## Extracted data entries

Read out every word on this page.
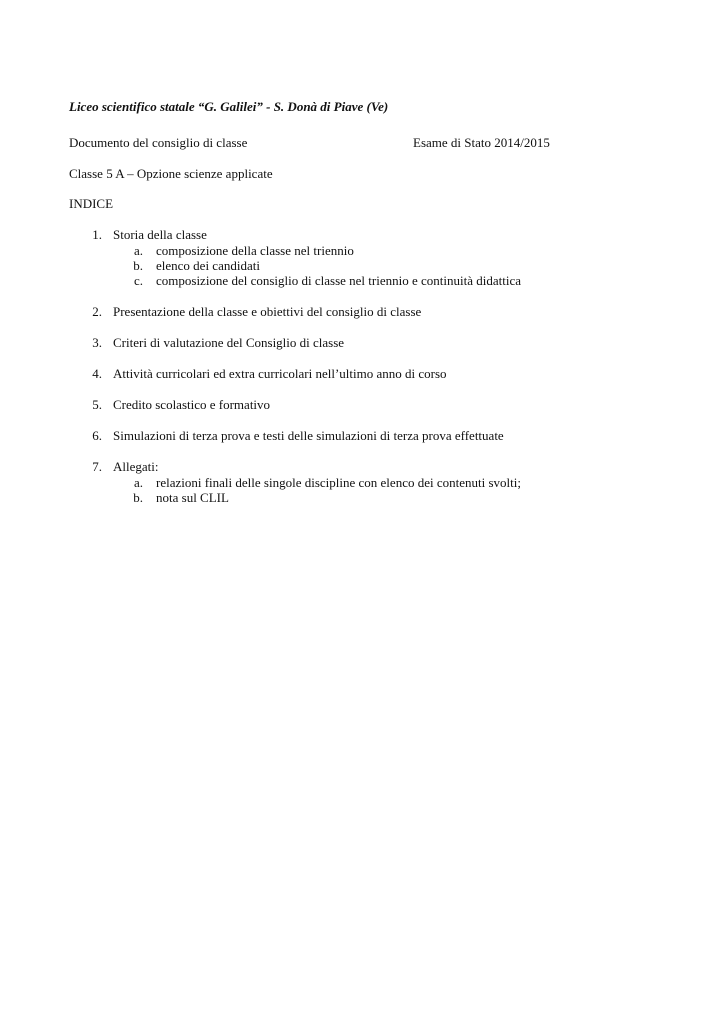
Liceo scientifico statale “G. Galilei” - S. Donà di Piave (Ve)
Documento del consiglio di classe	Esame di Stato 2014/2015
Classe 5 A – Opzione scienze applicate
INDICE
1. Storia della classe
a. composizione della classe nel triennio
b. elenco dei candidati
c. composizione del consiglio di classe nel triennio e continuità didattica
2. Presentazione della classe e obiettivi del consiglio di classe
3. Criteri di valutazione del Consiglio di classe
4. Attività curricolari ed extra curricolari nell’ultimo anno di corso
5. Credito scolastico e formativo
6. Simulazioni di terza prova e testi delle simulazioni di terza prova effettuate
7. Allegati:
a. relazioni finali delle singole discipline con elenco dei contenuti svolti;
b. nota sul CLIL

## GIVEN TASK
Show each line in the entries that holds the string "triennio".

## THE ANSWER
a. composizione della classe nel triennio
c. composizione del consiglio di classe nel triennio e continuità didattica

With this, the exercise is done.